Input –

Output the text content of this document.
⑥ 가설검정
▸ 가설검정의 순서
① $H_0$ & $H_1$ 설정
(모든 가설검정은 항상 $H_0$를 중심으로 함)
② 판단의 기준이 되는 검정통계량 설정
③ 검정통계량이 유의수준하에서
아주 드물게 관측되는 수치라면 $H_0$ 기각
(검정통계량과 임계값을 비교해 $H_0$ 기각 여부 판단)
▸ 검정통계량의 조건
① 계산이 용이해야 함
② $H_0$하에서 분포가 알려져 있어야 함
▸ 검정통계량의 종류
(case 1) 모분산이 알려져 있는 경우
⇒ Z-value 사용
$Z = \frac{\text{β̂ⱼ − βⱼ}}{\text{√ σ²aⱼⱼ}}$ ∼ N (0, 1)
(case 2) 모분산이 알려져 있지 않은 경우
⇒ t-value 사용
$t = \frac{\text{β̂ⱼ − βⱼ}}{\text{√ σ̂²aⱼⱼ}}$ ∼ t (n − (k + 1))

Stated problem – Output the listing above without altering a single character.

Solution to the exercise –
Output the text content of this document.
⑥ 가설검정
▸ 가설검정의 순서
① $H_0$ & $H_1$ 설정
(모든 가설검정은 항상 $H_0$를 중심으로 함)
② 판단의 기준이 되는 검정통계량 설정
③ 검정통계량이 유의수준하에서
아주 드물게 관측되는 수치라면 $H_0$ 기각
(검정통계량과 임계값을 비교해 $H_0$ 기각 여부 판단)
▸ 검정통계량의 조건
① 계산이 용이해야 함
② $H_0$하에서 분포가 알려져 있어야 함
▸ 검정통계량의 종류
(case 1) 모분산이 알려져 있는 경우
⇒ Z-value 사용
$Z = \frac{\text{β̂ⱼ − βⱼ}}{\text{√ σ²aⱼⱼ}}$ ∼ N (0, 1)
(case 2) 모분산이 알려져 있지 않은 경우
⇒ t-value 사용
$t = \frac{\text{β̂ⱼ − βⱼ}}{\text{√ σ̂²aⱼⱼ}}$ ∼ t (n − (k + 1))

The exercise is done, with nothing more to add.